= Stated goal =
The required output is the line that contains "Output a JSON" plus every line after it in the listing below, copied exactly as it appears.

(Dataset rows)
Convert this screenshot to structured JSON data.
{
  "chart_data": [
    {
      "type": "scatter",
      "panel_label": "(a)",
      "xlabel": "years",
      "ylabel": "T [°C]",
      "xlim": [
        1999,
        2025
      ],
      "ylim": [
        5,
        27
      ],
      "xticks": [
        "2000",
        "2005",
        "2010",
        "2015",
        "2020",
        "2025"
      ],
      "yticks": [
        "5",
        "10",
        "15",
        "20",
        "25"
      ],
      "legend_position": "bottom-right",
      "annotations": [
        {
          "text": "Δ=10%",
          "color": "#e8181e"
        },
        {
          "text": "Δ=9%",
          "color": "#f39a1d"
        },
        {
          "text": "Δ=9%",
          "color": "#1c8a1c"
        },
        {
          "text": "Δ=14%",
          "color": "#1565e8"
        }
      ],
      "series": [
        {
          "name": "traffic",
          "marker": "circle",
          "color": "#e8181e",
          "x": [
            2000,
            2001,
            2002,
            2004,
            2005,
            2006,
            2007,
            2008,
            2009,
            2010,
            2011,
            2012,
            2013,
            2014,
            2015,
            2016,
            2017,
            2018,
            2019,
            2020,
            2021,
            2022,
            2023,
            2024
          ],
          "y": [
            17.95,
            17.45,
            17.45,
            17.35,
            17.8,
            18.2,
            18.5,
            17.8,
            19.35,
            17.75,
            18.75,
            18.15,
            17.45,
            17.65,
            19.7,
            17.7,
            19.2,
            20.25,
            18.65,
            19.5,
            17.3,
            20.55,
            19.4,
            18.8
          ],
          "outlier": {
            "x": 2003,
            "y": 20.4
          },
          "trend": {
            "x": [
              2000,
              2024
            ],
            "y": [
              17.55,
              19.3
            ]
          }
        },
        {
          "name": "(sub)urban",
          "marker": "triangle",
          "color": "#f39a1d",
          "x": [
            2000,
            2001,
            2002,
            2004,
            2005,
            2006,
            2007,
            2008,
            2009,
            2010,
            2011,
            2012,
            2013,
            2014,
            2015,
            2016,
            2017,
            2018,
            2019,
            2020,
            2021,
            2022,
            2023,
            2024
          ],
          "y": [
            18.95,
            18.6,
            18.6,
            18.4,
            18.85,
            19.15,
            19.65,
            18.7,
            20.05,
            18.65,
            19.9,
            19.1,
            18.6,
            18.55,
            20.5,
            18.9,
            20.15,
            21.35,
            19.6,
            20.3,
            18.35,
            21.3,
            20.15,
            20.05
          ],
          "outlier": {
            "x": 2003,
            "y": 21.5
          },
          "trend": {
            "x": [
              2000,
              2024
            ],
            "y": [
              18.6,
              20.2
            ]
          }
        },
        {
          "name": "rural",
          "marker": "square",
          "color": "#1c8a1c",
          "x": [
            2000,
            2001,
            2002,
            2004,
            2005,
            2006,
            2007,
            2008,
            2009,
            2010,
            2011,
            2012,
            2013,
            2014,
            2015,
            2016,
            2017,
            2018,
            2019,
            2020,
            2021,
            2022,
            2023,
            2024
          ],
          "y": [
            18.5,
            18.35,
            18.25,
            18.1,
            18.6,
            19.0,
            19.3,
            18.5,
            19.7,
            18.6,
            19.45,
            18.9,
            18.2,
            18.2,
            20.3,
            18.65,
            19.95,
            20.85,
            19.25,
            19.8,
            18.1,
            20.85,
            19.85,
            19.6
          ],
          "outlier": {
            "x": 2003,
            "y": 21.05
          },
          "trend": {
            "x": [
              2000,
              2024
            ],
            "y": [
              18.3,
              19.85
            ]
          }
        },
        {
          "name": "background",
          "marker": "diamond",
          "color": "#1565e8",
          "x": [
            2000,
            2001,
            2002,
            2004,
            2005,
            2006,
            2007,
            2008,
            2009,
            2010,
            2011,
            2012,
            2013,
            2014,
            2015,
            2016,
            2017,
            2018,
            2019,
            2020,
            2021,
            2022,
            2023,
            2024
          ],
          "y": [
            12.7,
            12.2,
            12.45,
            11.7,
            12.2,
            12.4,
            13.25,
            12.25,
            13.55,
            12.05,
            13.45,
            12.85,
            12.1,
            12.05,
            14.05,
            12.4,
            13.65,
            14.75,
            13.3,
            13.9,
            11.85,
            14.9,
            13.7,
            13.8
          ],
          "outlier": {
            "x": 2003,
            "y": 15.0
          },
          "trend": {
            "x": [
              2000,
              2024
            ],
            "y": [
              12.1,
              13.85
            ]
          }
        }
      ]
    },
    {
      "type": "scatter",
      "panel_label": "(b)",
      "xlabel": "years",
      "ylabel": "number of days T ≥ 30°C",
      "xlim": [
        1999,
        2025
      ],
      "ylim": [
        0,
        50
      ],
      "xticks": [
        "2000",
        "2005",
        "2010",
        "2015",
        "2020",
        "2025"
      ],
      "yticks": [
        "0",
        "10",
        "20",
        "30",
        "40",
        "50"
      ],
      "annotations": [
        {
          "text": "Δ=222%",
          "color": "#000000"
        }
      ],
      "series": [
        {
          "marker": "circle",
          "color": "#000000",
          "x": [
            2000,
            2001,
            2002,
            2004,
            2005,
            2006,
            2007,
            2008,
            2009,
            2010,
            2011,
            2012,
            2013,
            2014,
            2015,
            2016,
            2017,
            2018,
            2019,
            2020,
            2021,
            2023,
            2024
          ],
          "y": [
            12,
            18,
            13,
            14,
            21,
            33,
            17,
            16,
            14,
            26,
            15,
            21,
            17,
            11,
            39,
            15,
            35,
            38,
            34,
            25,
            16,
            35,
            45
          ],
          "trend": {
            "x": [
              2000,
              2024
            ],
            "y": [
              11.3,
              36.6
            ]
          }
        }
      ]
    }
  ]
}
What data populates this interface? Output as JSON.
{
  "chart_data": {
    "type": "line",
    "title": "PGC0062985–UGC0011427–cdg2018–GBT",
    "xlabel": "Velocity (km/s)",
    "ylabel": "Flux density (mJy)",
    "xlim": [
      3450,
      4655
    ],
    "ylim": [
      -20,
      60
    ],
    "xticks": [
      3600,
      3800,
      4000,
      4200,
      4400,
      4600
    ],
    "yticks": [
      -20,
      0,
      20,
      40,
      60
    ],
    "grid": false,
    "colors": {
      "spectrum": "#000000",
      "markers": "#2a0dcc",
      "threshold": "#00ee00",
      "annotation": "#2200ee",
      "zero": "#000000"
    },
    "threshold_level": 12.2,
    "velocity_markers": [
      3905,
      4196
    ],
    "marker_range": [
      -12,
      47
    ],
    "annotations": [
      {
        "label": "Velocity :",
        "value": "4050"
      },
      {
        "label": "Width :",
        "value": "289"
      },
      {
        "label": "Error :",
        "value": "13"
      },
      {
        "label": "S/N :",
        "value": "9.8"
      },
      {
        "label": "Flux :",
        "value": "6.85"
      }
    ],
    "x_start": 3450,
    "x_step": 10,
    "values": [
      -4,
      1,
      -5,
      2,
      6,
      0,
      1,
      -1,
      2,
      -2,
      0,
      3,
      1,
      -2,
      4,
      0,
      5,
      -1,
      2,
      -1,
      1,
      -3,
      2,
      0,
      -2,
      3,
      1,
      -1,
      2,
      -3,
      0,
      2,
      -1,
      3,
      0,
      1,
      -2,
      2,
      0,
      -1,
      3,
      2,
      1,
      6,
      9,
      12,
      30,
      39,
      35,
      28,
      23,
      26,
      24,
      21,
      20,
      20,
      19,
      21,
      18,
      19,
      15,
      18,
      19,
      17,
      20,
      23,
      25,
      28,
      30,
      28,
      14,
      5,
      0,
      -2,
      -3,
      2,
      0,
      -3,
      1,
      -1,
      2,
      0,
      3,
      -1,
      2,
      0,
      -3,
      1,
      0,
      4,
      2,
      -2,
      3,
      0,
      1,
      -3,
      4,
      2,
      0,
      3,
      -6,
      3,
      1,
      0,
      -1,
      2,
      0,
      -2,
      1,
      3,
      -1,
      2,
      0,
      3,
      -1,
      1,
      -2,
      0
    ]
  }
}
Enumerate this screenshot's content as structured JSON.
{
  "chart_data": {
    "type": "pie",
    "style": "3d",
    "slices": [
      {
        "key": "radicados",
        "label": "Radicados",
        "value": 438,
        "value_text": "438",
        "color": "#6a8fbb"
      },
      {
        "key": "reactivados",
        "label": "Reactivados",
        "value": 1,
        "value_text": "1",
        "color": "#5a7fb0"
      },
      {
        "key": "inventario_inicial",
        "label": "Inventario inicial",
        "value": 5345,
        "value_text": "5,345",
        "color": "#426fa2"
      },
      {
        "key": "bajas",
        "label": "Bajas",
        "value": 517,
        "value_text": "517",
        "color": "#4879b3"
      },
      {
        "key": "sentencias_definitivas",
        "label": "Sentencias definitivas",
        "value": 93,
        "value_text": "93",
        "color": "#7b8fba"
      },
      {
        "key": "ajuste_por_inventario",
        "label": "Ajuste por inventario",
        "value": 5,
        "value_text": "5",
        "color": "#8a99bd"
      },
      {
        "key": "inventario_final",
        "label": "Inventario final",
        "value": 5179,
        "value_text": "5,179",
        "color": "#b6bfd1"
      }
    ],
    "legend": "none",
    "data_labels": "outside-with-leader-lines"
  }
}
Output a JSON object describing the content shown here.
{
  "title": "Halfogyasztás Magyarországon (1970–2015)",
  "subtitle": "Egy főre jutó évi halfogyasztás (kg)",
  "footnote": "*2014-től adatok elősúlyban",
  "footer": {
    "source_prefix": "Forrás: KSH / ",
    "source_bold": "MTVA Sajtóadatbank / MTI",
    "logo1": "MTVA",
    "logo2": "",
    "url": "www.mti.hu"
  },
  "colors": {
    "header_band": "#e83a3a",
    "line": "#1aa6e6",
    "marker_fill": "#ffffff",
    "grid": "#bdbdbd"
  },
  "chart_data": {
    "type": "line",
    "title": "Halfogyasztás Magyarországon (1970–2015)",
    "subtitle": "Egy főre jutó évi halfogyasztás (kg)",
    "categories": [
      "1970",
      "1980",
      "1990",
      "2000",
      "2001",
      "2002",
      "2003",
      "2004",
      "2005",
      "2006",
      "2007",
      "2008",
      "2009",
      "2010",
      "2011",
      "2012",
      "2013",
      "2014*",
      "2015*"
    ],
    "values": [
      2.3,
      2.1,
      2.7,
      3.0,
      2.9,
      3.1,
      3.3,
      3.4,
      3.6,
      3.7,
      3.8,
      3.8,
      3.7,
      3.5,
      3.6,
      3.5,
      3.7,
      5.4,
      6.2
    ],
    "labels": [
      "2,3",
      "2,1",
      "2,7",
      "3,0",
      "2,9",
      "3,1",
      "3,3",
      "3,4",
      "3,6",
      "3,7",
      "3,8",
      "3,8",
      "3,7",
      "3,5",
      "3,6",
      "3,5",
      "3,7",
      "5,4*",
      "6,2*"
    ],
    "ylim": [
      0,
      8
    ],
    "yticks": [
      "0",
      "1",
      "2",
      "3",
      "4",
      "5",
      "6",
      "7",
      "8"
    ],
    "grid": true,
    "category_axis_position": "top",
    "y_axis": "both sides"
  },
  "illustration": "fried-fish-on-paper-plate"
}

= The solution =
Output a JSON object describing the content shown here.
{
  "title": "Halfogyasztás Magyarországon (1970–2015)",
  "subtitle": "Egy főre jutó évi halfogyasztás (kg)",
  "footnote": "*2014-től adatok elősúlyban",
  "footer": {
    "source_prefix": "Forrás: KSH / ",
    "source_bold": "MTVA Sajtóadatbank / MTI",
    "logo1": "MTVA",
    "logo2": "",
    "url": "www.mti.hu"
  },
  "colors": {
    "header_band": "#e83a3a",
    "line": "#1aa6e6",
    "marker_fill": "#ffffff",
    "grid": "#bdbdbd"
  },
  "chart_data": {
    "type": "line",
    "title": "Halfogyasztás Magyarországon (1970–2015)",
    "subtitle": "Egy főre jutó évi halfogyasztás (kg)",
    "categories": [
      "1970",
      "1980",
      "1990",
      "2000",
      "2001",
      "2002",
      "2003",
      "2004",
      "2005",
      "2006",
      "2007",
      "2008",
      "2009",
      "2010",
      "2011",
      "2012",
      "2013",
      "2014*",
      "2015*"
    ],
    "values": [
      2.3,
      2.1,
      2.7,
      3.0,
      2.9,
      3.1,
      3.3,
      3.4,
      3.6,
      3.7,
      3.8,
      3.8,
      3.7,
      3.5,
      3.6,
      3.5,
      3.7,
      5.4,
      6.2
    ],
    "labels": [
      "2,3",
      "2,1",
      "2,7",
      "3,0",
      "2,9",
      "3,1",
      "3,3",
      "3,4",
      "3,6",
      "3,7",
      "3,8",
      "3,8",
      "3,7",
      "3,5",
      "3,6",
      "3,5",
      "3,7",
      "5,4*",
      "6,2*"
    ],
    "ylim": [
      0,
      8
    ],
    "yticks": [
      "0",
      "1",
      "2",
      "3",
      "4",
      "5",
      "6",
      "7",
      "8"
    ],
    "grid": true,
    "category_axis_position": "top",
    "y_axis": "both sides"
  },
  "illustration": "fried-fish-on-paper-plate"
}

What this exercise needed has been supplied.